→ **OBJECTIVE**
Copy each line in which the string "JSON" occurs.

→ **MATERIAL SHOWN**
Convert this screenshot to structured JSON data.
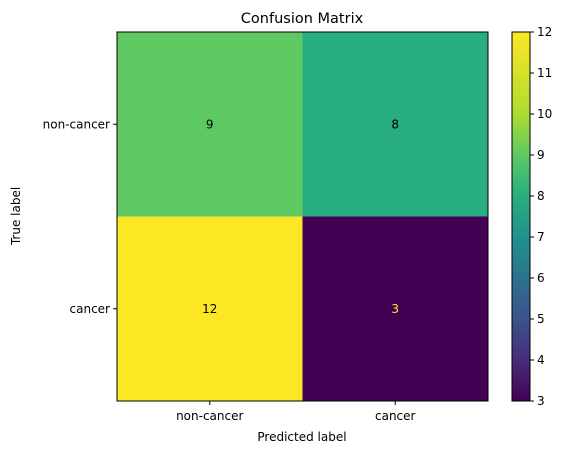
{
  "chart_data": {
    "type": "heatmap",
    "title": "Confusion Matrix",
    "xlabel": "Predicted label",
    "ylabel": "True label",
    "x_categories": [
      "non-cancer",
      "cancer"
    ],
    "y_categories": [
      "non-cancer",
      "cancer"
    ],
    "values": [
      [
        9,
        8
      ],
      [
        12,
        3
      ]
    ],
    "colormap": "viridis",
    "colorbar": {
      "range": [
        3,
        12
      ],
      "ticks": [
        "3",
        "4",
        "5",
        "6",
        "7",
        "8",
        "9",
        "10",
        "11",
        "12"
      ]
    },
    "cell_text_colors": {
      "on_light": "#000000",
      "on_dark": "#fde725"
    },
    "grid": false
  }
}
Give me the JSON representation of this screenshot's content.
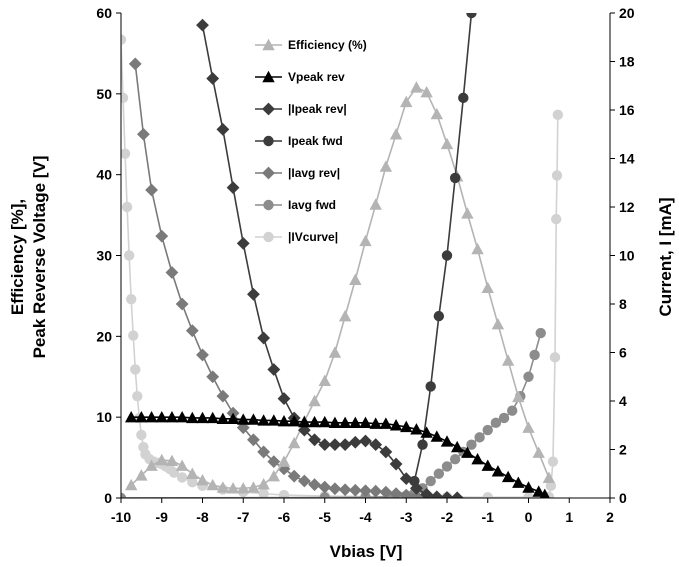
{
  "chart_data": {
    "type": "line",
    "xlabel": "Vbias [V]",
    "ylabel_left_line1": "Efficiency [%],",
    "ylabel_left_line2": "Peak Reverse Voltage [V]",
    "ylabel_right": "Current, I [mA]",
    "xlim": [
      -10,
      2
    ],
    "ylim_left": [
      0,
      60
    ],
    "ylim_right": [
      0,
      20
    ],
    "x_ticks": [
      "-10",
      "-9",
      "-8",
      "-7",
      "-6",
      "-5",
      "-4",
      "-3",
      "-2",
      "-1",
      "0",
      "1",
      "2"
    ],
    "y_left_ticks": [
      "0",
      "10",
      "20",
      "30",
      "40",
      "50",
      "60"
    ],
    "y_right_ticks": [
      "0",
      "2",
      "4",
      "6",
      "8",
      "10",
      "12",
      "14",
      "16",
      "18",
      "20"
    ],
    "legend_position": "top-center",
    "series": [
      {
        "name": "Efficiency (%)",
        "axis": "left",
        "marker": "triangle",
        "color": "#b4b4b4",
        "points": [
          [
            -9.75,
            1.6
          ],
          [
            -9.5,
            2.8
          ],
          [
            -9.25,
            4.0
          ],
          [
            -9.0,
            4.7
          ],
          [
            -8.75,
            4.6
          ],
          [
            -8.5,
            4.0
          ],
          [
            -8.25,
            3.0
          ],
          [
            -8.0,
            2.2
          ],
          [
            -7.75,
            1.6
          ],
          [
            -7.5,
            1.3
          ],
          [
            -7.25,
            1.2
          ],
          [
            -7.0,
            1.2
          ],
          [
            -6.75,
            1.3
          ],
          [
            -6.5,
            1.7
          ],
          [
            -6.25,
            2.7
          ],
          [
            -6.0,
            4.5
          ],
          [
            -5.75,
            6.8
          ],
          [
            -5.5,
            9.5
          ],
          [
            -5.25,
            12.0
          ],
          [
            -5.0,
            14.5
          ],
          [
            -4.75,
            18.0
          ],
          [
            -4.5,
            22.5
          ],
          [
            -4.25,
            27.0
          ],
          [
            -4.0,
            31.8
          ],
          [
            -3.75,
            36.3
          ],
          [
            -3.5,
            41.0
          ],
          [
            -3.25,
            45.0
          ],
          [
            -3.0,
            49.0
          ],
          [
            -2.75,
            50.8
          ],
          [
            -2.5,
            50.2
          ],
          [
            -2.25,
            47.5
          ],
          [
            -2.0,
            43.8
          ],
          [
            -1.75,
            39.8
          ],
          [
            -1.5,
            35.2
          ],
          [
            -1.25,
            30.8
          ],
          [
            -1.0,
            26.0
          ],
          [
            -0.75,
            21.5
          ],
          [
            -0.5,
            17.0
          ],
          [
            -0.25,
            12.5
          ],
          [
            0.0,
            8.7
          ],
          [
            0.25,
            5.6
          ],
          [
            0.5,
            2.5
          ]
        ]
      },
      {
        "name": "Vpeak rev",
        "axis": "left",
        "marker": "triangle",
        "color": "#000000",
        "points": [
          [
            -9.75,
            10.0
          ],
          [
            -9.5,
            10.0
          ],
          [
            -9.25,
            10.0
          ],
          [
            -9.0,
            10.0
          ],
          [
            -8.75,
            10.0
          ],
          [
            -8.5,
            10.0
          ],
          [
            -8.25,
            9.9
          ],
          [
            -8.0,
            9.9
          ],
          [
            -7.75,
            9.9
          ],
          [
            -7.5,
            9.8
          ],
          [
            -7.25,
            9.8
          ],
          [
            -7.0,
            9.7
          ],
          [
            -6.75,
            9.7
          ],
          [
            -6.5,
            9.6
          ],
          [
            -6.25,
            9.6
          ],
          [
            -6.0,
            9.5
          ],
          [
            -5.75,
            9.5
          ],
          [
            -5.5,
            9.4
          ],
          [
            -5.25,
            9.4
          ],
          [
            -5.0,
            9.4
          ],
          [
            -4.75,
            9.3
          ],
          [
            -4.5,
            9.3
          ],
          [
            -4.25,
            9.3
          ],
          [
            -4.0,
            9.3
          ],
          [
            -3.75,
            9.2
          ],
          [
            -3.5,
            9.2
          ],
          [
            -3.25,
            9.0
          ],
          [
            -3.0,
            8.8
          ],
          [
            -2.75,
            8.5
          ],
          [
            -2.5,
            8.1
          ],
          [
            -2.25,
            7.6
          ],
          [
            -2.0,
            7.0
          ],
          [
            -1.75,
            6.3
          ],
          [
            -1.5,
            5.6
          ],
          [
            -1.25,
            4.8
          ],
          [
            -1.0,
            4.0
          ],
          [
            -0.75,
            3.3
          ],
          [
            -0.5,
            2.6
          ],
          [
            -0.25,
            1.9
          ],
          [
            0.0,
            1.3
          ],
          [
            0.25,
            0.8
          ],
          [
            0.4,
            0.4
          ]
        ]
      },
      {
        "name": "|Ipeak rev|",
        "axis": "right",
        "marker": "diamond",
        "color": "#3c3c3c",
        "points": [
          [
            -8.0,
            19.5
          ],
          [
            -7.75,
            17.3
          ],
          [
            -7.5,
            15.2
          ],
          [
            -7.25,
            12.8
          ],
          [
            -7.0,
            10.5
          ],
          [
            -6.75,
            8.4
          ],
          [
            -6.5,
            6.6
          ],
          [
            -6.25,
            5.3
          ],
          [
            -6.0,
            4.1
          ],
          [
            -5.75,
            3.3
          ],
          [
            -5.5,
            2.8
          ],
          [
            -5.25,
            2.4
          ],
          [
            -5.0,
            2.2
          ],
          [
            -4.75,
            2.2
          ],
          [
            -4.5,
            2.2
          ],
          [
            -4.25,
            2.3
          ],
          [
            -4.0,
            2.35
          ],
          [
            -3.75,
            2.2
          ],
          [
            -3.5,
            1.9
          ],
          [
            -3.25,
            1.4
          ],
          [
            -3.0,
            0.8
          ],
          [
            -2.75,
            0.4
          ],
          [
            -2.5,
            0.15
          ],
          [
            -2.25,
            0.05
          ],
          [
            -2.0,
            0.02
          ],
          [
            -1.75,
            0.01
          ]
        ]
      },
      {
        "name": "Ipeak fwd",
        "axis": "right",
        "marker": "circle",
        "color": "#3c3c3c",
        "points": [
          [
            -2.8,
            0.7
          ],
          [
            -2.6,
            2.2
          ],
          [
            -2.4,
            4.6
          ],
          [
            -2.2,
            7.5
          ],
          [
            -2.0,
            10.0
          ],
          [
            -1.8,
            13.2
          ],
          [
            -1.6,
            16.5
          ],
          [
            -1.4,
            20.0
          ]
        ]
      },
      {
        "name": "|Iavg rev|",
        "axis": "right",
        "marker": "diamond",
        "color": "#7a7a7a",
        "points": [
          [
            -9.65,
            17.9
          ],
          [
            -9.45,
            15.0
          ],
          [
            -9.25,
            12.7
          ],
          [
            -9.0,
            10.8
          ],
          [
            -8.75,
            9.3
          ],
          [
            -8.5,
            8.0
          ],
          [
            -8.25,
            6.9
          ],
          [
            -8.0,
            5.9
          ],
          [
            -7.75,
            5.0
          ],
          [
            -7.5,
            4.2
          ],
          [
            -7.25,
            3.5
          ],
          [
            -7.0,
            2.9
          ],
          [
            -6.75,
            2.4
          ],
          [
            -6.5,
            1.9
          ],
          [
            -6.25,
            1.5
          ],
          [
            -6.0,
            1.2
          ],
          [
            -5.75,
            0.9
          ],
          [
            -5.5,
            0.7
          ],
          [
            -5.25,
            0.55
          ],
          [
            -5.0,
            0.45
          ],
          [
            -4.75,
            0.38
          ],
          [
            -4.5,
            0.34
          ],
          [
            -4.25,
            0.32
          ],
          [
            -4.0,
            0.3
          ],
          [
            -3.75,
            0.28
          ],
          [
            -3.5,
            0.24
          ],
          [
            -3.25,
            0.18
          ],
          [
            -3.0,
            0.12
          ],
          [
            -2.75,
            0.07
          ],
          [
            -2.5,
            0.03
          ]
        ]
      },
      {
        "name": "Iavg fwd",
        "axis": "right",
        "marker": "circle",
        "color": "#8c8c8c",
        "points": [
          [
            -10.0,
            0.0
          ],
          [
            -5.0,
            0.02
          ],
          [
            -4.0,
            0.03
          ],
          [
            -3.4,
            0.05
          ],
          [
            -3.2,
            0.08
          ],
          [
            -3.0,
            0.1
          ],
          [
            -2.8,
            0.2
          ],
          [
            -2.6,
            0.4
          ],
          [
            -2.4,
            0.7
          ],
          [
            -2.2,
            1.0
          ],
          [
            -2.0,
            1.3
          ],
          [
            -1.8,
            1.6
          ],
          [
            -1.6,
            1.9
          ],
          [
            -1.4,
            2.2
          ],
          [
            -1.2,
            2.5
          ],
          [
            -1.0,
            2.8
          ],
          [
            -0.8,
            3.1
          ],
          [
            -0.6,
            3.3
          ],
          [
            -0.4,
            3.6
          ],
          [
            -0.2,
            4.2
          ],
          [
            0.0,
            5.0
          ],
          [
            0.15,
            5.9
          ],
          [
            0.3,
            6.8
          ]
        ]
      },
      {
        "name": "|IVcurve|",
        "axis": "right",
        "marker": "circle",
        "color": "#d2d2d2",
        "points": [
          [
            -10.0,
            18.9
          ],
          [
            -9.95,
            16.5
          ],
          [
            -9.9,
            14.2
          ],
          [
            -9.85,
            12.0
          ],
          [
            -9.8,
            10.0
          ],
          [
            -9.75,
            8.2
          ],
          [
            -9.7,
            6.7
          ],
          [
            -9.65,
            5.3
          ],
          [
            -9.6,
            4.2
          ],
          [
            -9.55,
            3.3
          ],
          [
            -9.5,
            2.6
          ],
          [
            -9.45,
            2.1
          ],
          [
            -9.4,
            1.8
          ],
          [
            -9.3,
            1.6
          ],
          [
            -9.2,
            1.5
          ],
          [
            -9.1,
            1.45
          ],
          [
            -9.0,
            1.4
          ],
          [
            -8.9,
            1.3
          ],
          [
            -8.8,
            1.2
          ],
          [
            -8.7,
            1.05
          ],
          [
            -8.5,
            0.85
          ],
          [
            -8.25,
            0.65
          ],
          [
            -8.0,
            0.5
          ],
          [
            -7.5,
            0.35
          ],
          [
            -7.0,
            0.25
          ],
          [
            -6.5,
            0.18
          ],
          [
            -6.0,
            0.12
          ],
          [
            -5.0,
            0.08
          ],
          [
            -4.0,
            0.06
          ],
          [
            -3.0,
            0.05
          ],
          [
            -2.0,
            0.04
          ],
          [
            -1.0,
            0.03
          ],
          [
            0.0,
            0.03
          ],
          [
            0.5,
            0.05
          ],
          [
            0.55,
            0.5
          ],
          [
            0.6,
            1.5
          ],
          [
            0.65,
            5.8
          ],
          [
            0.68,
            11.5
          ],
          [
            0.7,
            13.3
          ],
          [
            0.72,
            15.8
          ]
        ]
      }
    ]
  }
}
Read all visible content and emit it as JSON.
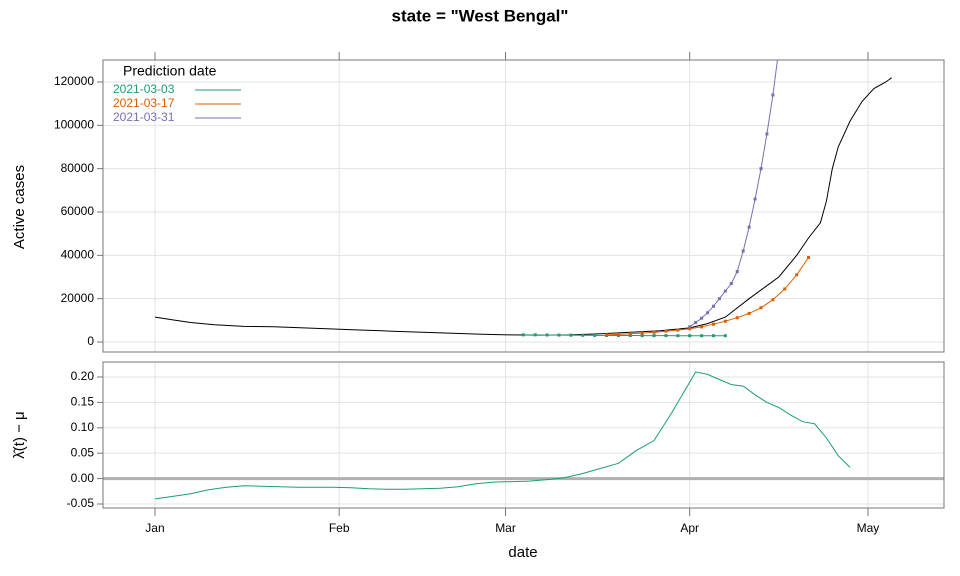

→ **RESPONSE BELOW**
Convert this screenshot to structured JSON data.
Give me the JSON representation of this screenshot's content.
Read all visible content and emit it as JSON.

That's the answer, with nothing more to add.